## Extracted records
+===+

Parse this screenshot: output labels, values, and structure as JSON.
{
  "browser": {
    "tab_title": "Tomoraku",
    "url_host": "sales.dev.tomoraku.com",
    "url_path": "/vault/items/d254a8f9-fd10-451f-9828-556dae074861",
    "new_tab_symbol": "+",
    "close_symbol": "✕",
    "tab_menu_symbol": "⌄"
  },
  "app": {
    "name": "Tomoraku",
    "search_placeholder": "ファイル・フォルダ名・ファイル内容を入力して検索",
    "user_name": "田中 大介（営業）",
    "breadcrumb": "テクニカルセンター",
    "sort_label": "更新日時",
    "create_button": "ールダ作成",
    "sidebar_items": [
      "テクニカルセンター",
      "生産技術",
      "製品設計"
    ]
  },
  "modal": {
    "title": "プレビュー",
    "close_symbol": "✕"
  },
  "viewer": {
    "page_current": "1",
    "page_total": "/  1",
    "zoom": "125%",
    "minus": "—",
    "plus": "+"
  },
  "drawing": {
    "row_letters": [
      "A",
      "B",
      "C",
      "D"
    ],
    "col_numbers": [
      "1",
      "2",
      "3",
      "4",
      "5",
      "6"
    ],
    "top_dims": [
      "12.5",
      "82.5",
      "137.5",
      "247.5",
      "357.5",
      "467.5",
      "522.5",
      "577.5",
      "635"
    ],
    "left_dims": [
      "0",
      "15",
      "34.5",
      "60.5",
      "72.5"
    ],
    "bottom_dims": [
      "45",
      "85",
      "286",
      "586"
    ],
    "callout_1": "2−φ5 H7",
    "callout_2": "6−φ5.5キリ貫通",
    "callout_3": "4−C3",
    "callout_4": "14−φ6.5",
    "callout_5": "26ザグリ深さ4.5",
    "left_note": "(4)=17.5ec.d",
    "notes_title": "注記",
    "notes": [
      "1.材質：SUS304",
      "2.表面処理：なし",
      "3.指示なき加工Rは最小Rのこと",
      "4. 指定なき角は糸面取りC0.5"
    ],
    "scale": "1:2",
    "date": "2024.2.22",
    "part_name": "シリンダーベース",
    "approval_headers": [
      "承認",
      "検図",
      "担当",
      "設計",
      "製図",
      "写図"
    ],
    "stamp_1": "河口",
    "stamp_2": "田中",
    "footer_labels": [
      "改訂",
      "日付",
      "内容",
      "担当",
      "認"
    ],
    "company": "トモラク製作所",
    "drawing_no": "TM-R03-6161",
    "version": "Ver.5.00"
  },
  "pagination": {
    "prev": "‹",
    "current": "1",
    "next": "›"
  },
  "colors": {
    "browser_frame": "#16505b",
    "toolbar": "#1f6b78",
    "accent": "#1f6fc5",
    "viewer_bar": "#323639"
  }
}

+===+

## Direction
Repeat the preceding lines exactly, please, every one of them.

## Solution for this exercise
Parse this screenshot: output labels, values, and structure as JSON.
{
  "browser": {
    "tab_title": "Tomoraku",
    "url_host": "sales.dev.tomoraku.com",
    "url_path": "/vault/items/d254a8f9-fd10-451f-9828-556dae074861",
    "new_tab_symbol": "+",
    "close_symbol": "✕",
    "tab_menu_symbol": "⌄"
  },
  "app": {
    "name": "Tomoraku",
    "search_placeholder": "ファイル・フォルダ名・ファイル内容を入力して検索",
    "user_name": "田中 大介（営業）",
    "breadcrumb": "テクニカルセンター",
    "sort_label": "更新日時",
    "create_button": "ールダ作成",
    "sidebar_items": [
      "テクニカルセンター",
      "生産技術",
      "製品設計"
    ]
  },
  "modal": {
    "title": "プレビュー",
    "close_symbol": "✕"
  },
  "viewer": {
    "page_current": "1",
    "page_total": "/  1",
    "zoom": "125%",
    "minus": "—",
    "plus": "+"
  },
  "drawing": {
    "row_letters": [
      "A",
      "B",
      "C",
      "D"
    ],
    "col_numbers": [
      "1",
      "2",
      "3",
      "4",
      "5",
      "6"
    ],
    "top_dims": [
      "12.5",
      "82.5",
      "137.5",
      "247.5",
      "357.5",
      "467.5",
      "522.5",
      "577.5",
      "635"
    ],
    "left_dims": [
      "0",
      "15",
      "34.5",
      "60.5",
      "72.5"
    ],
    "bottom_dims": [
      "45",
      "85",
      "286",
      "586"
    ],
    "callout_1": "2−φ5 H7",
    "callout_2": "6−φ5.5キリ貫通",
    "callout_3": "4−C3",
    "callout_4": "14−φ6.5",
    "callout_5": "26ザグリ深さ4.5",
    "left_note": "(4)=17.5ec.d",
    "notes_title": "注記",
    "notes": [
      "1.材質：SUS304",
      "2.表面処理：なし",
      "3.指示なき加工Rは最小Rのこと",
      "4. 指定なき角は糸面取りC0.5"
    ],
    "scale": "1:2",
    "date": "2024.2.22",
    "part_name": "シリンダーベース",
    "approval_headers": [
      "承認",
      "検図",
      "担当",
      "設計",
      "製図",
      "写図"
    ],
    "stamp_1": "河口",
    "stamp_2": "田中",
    "footer_labels": [
      "改訂",
      "日付",
      "内容",
      "担当",
      "認"
    ],
    "company": "トモラク製作所",
    "drawing_no": "TM-R03-6161",
    "version": "Ver.5.00"
  },
  "pagination": {
    "prev": "‹",
    "current": "1",
    "next": "›"
  },
  "colors": {
    "browser_frame": "#16505b",
    "toolbar": "#1f6b78",
    "accent": "#1f6fc5",
    "viewer_bar": "#323639"
  }
}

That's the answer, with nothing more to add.